### 作業内容
A. 連載のあらすじのうち、「(小説を彷彿とさせる「アバオは気づいてくれたんだぞ」の未来予知の場面あり)」で始まり「疲労困憊でベッドに横になったアバオは朦朧とした状態でフラウと寝る。」で終わる部分を書き写すこと。
B. 連載のあらすじを、最後の文の後から書き継いでください。

### 文書の抜粋
○ ○ ○ ○ ○ ○ ○

一方、宇宙に出たカスバルは恐怖におびえていた。
(小説を彷彿とさせる「アバオは気づいてくれたんだぞ」の未来予知の場面あり)


2001年6月
9話 オリジナルストーリー
(挿し絵がセイラのヘアヌード)
セイラはスレッガーに銃を向けてメットを脱がせ、反連邦の人間ではないことを確認すると脚を銃で撃って一般人のケガ人として一緒にペガサスに乗り込む。ここはTV2話のシャアとセイラのやり取りに似ている。
ペガサスのブリッジでは艦長の経験を持つジャルハ老人とトラブルになるが頭をぶつけて戦死した。
疲労困憊でベッドに横になったアバオは朦朧とした状態でフラウと寝る。
ブリッジに上がったセイラはペガサスの通信士を志願。受け入れられる。


2001年7月
10話 オーセンティシティ
フラウと食堂へ行き、死にたいして怯え、弱音を吐くアバオ。


2001年8月
11話 ガンボーイウィルバー
敵機確認の警報が鳴る。
過去にラルフ教官がアバオの抜き出た才能を恐れていた話。
ここで前のエルメス戦の振り返り。
ララァと共感して神々しい存在の声を聴いたことを思い返す。
守って欲しいというフラウの一方的な要求を不快に思ったアバオは逃げ込むようにウィルバーに乗り出撃する。
ウィルバーが帰還することは無かった と続く。
「時、宇宙世紀0080。~」という小説1巻のような文で締め。

○ ○ ○ ○ ○ ○ ○

### 提供情報
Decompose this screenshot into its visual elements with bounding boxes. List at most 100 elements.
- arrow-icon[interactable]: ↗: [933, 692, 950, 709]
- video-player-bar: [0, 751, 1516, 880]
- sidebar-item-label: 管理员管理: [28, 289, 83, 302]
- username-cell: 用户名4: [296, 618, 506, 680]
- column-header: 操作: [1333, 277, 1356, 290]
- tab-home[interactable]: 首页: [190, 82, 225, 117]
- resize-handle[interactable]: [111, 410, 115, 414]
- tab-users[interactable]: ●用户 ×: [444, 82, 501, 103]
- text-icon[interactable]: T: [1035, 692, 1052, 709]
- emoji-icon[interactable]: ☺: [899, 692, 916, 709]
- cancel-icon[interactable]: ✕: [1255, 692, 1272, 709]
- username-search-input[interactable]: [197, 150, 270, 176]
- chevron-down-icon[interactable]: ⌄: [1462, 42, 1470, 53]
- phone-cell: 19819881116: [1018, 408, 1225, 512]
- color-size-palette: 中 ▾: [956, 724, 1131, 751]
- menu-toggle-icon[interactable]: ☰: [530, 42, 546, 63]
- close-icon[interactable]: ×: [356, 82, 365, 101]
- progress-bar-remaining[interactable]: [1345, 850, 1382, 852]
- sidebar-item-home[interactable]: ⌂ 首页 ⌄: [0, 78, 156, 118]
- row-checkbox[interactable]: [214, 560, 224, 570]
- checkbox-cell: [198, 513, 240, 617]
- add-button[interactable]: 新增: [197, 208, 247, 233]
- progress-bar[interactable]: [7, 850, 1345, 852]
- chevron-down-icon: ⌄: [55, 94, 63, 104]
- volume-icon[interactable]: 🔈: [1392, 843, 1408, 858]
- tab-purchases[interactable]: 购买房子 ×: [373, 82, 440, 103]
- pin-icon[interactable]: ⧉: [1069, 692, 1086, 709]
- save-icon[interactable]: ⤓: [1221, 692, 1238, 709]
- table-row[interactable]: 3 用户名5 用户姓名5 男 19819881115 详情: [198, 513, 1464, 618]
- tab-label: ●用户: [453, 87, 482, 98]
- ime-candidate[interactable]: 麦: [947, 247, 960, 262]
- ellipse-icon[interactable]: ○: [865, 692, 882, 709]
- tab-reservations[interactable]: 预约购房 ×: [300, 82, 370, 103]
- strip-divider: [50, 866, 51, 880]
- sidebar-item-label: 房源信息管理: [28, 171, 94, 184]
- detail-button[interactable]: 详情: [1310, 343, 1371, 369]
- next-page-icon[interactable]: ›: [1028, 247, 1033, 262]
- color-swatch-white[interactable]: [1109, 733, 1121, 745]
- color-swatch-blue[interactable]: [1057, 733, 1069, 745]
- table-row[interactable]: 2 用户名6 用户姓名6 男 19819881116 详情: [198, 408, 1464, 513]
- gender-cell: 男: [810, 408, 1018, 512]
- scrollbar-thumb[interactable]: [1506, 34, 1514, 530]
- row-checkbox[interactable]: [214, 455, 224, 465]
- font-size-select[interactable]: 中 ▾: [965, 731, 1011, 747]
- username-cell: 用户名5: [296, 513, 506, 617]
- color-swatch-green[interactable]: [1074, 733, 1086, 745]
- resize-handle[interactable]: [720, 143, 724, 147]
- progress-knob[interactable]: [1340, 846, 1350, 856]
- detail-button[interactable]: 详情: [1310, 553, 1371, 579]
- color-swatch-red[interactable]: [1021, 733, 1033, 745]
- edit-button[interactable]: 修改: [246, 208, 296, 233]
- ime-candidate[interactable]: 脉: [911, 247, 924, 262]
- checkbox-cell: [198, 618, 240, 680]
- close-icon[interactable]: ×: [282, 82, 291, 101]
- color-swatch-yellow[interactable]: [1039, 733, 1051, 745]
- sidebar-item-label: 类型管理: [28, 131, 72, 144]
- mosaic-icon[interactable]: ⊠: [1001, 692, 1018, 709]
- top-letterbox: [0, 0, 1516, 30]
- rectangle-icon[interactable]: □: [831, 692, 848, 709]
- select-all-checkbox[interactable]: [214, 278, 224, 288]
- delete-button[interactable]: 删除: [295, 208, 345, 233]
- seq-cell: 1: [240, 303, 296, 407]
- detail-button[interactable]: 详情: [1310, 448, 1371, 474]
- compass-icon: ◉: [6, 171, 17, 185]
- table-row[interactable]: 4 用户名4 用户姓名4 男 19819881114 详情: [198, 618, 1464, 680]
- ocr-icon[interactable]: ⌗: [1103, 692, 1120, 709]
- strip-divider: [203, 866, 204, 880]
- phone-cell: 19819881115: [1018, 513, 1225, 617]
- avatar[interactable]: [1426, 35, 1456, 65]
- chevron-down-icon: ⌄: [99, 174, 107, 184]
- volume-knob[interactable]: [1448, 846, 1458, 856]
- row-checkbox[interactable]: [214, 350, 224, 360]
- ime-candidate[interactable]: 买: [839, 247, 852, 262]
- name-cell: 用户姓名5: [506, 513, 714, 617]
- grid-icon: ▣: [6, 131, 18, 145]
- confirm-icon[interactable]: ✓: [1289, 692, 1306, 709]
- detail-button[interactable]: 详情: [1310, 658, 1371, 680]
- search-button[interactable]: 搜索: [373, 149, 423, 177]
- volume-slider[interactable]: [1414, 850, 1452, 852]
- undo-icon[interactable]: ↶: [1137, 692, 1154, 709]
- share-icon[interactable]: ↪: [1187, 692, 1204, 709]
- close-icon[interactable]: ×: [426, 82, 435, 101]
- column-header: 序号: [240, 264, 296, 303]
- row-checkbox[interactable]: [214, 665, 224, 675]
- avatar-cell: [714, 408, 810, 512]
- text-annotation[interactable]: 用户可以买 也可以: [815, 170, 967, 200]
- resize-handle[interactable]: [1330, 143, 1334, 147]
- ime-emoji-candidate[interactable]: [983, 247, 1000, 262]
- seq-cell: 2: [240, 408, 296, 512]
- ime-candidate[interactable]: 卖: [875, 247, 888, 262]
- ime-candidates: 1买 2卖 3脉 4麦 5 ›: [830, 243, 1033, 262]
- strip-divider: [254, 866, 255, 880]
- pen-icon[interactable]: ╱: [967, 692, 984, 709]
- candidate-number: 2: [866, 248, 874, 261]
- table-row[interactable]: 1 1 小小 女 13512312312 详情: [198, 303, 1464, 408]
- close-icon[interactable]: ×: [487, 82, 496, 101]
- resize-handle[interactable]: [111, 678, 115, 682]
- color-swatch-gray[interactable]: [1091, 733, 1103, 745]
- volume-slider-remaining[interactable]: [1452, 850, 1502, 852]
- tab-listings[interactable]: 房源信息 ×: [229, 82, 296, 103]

○ ○ ○ ○ ○ ○ ○

### 解答例
A.
(小説を彷彿とさせる「アバオは気づいてくれたんだぞ」の未来予知の場面あり)


2001年6月
9話 オリジナルストーリー
(挿し絵がセイラのヘアヌード)
セイラはスレッガーに銃を向けてメットを脱がせ、反連邦の人間ではないことを確認すると脚を銃で撃って一般人のケガ人として一緒にペガサスに乗り込む。ここはTV2話のシャアとセイラのやり取りに似ている。
ペガサスのブリッジでは艦長の経験を持つジャルハ老人とトラブルになるが頭をぶつけて戦死した。
疲労困憊でベッドに横になったアバオは朦朧とした状態でフラウと寝る。

B.
2001年9月
インターミッション総集編
総集編と言いながら初出情報のオンパレード。

アバオの過去の設定がたくさん。物語形式で語るのは放棄したらしい。
フラナガンはパッカデリアからストリーマーの研究を依頼された。その時に記憶を消されたアバオが提供された。
実はアバオの未来予知も埋め込まれた記憶だった。

パッカデリア3世が財団を設立してESP研究を始めた経緯と、パッカデリア7世がシャリアブルと出会い反地球連邦共同体とフラナガンに資金援助した経緯。

パッカデリア3世は ある女と会うことでESPに目覚めた。その ある女とジオンダイクンとの娘がララァで、フラナガンはララァを実験道具として機械的に洞察力を増強させる研究成果を出す。
フラナガンが財団からアバオを引き受けた理由は事故死したララァを蘇生するためだった。

カスバルとルロイは遺伝子を運ぶ役割を持つジーンダイバーというカテゴリのキャラクターで、ルロイはアバオを殺すためのプログラム的な存在。カスバルが真の主人公という記載があった。

 
2001年10月
インターミッション総集編2 6P
パッカデリア3世がある日夜空を見上げていると女の声が聞こえて幻覚を見た。そして目が見えなくなった代わりに増大した認識力で石油を掘り当てて財団を築いたという。

ララァが死んだ原因は子供を宿したからだった。ララァの一族は出産した時に生涯を終える宿命だという。
フラナガンの科学力で蘇生させたララァは悪の化身そのものの形相であった。

ラル家をジオンが切り捨ててランバラルが自害する事件が起きた。ジオンに対し復讐心に燃えるハモンは娘のララァを連れ去るようブル家に依頼する。
歴史の裏にブル家ありと言われる一族は、何人いるのか分からない仮面の男シャア・アズナ・ブルを使役する。
ジオンにラルを捨てた理由を聞いてみると、ランバラルは10歳程度のララァに手を出した犬畜生だったらしい。

カスバルはジーンドライバーの中でも負のジーンドライバーのマイナストライバーという存在。(もう訳が分からない)

 
2001年11月
インターミッション総集編3
ジオンはララァを従順な部下のドクターソフィアに預けて謎の老人 尋に護衛させた。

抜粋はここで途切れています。